- INSTRUCTION -
Output the material beneath exactly, leaving nothing out.

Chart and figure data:

+---+

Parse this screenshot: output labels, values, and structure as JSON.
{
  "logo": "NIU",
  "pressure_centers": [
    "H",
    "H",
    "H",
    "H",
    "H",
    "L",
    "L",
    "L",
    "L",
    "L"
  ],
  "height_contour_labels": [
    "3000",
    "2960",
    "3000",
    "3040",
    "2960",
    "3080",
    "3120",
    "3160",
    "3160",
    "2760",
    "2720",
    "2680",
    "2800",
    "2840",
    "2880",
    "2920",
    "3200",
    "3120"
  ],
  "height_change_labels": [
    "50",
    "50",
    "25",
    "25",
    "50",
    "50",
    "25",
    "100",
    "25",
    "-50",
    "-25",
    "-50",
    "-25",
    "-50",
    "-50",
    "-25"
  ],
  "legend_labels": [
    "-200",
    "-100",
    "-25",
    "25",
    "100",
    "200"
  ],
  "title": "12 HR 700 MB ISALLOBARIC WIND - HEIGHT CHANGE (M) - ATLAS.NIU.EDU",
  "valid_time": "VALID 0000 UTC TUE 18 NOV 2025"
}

+---+

- THE COMPLETED TASK -
Parse this screenshot: output labels, values, and structure as JSON.
{
  "logo": "NIU",
  "pressure_centers": [
    "H",
    "H",
    "H",
    "H",
    "H",
    "L",
    "L",
    "L",
    "L",
    "L"
  ],
  "height_contour_labels": [
    "3000",
    "2960",
    "3000",
    "3040",
    "2960",
    "3080",
    "3120",
    "3160",
    "3160",
    "2760",
    "2720",
    "2680",
    "2800",
    "2840",
    "2880",
    "2920",
    "3200",
    "3120"
  ],
  "height_change_labels": [
    "50",
    "50",
    "25",
    "25",
    "50",
    "50",
    "25",
    "100",
    "25",
    "-50",
    "-25",
    "-50",
    "-25",
    "-50",
    "-50",
    "-25"
  ],
  "legend_labels": [
    "-200",
    "-100",
    "-25",
    "25",
    "100",
    "200"
  ],
  "title": "12 HR 700 MB ISALLOBARIC WIND - HEIGHT CHANGE (M) - ATLAS.NIU.EDU",
  "valid_time": "VALID 0000 UTC TUE 18 NOV 2025"
}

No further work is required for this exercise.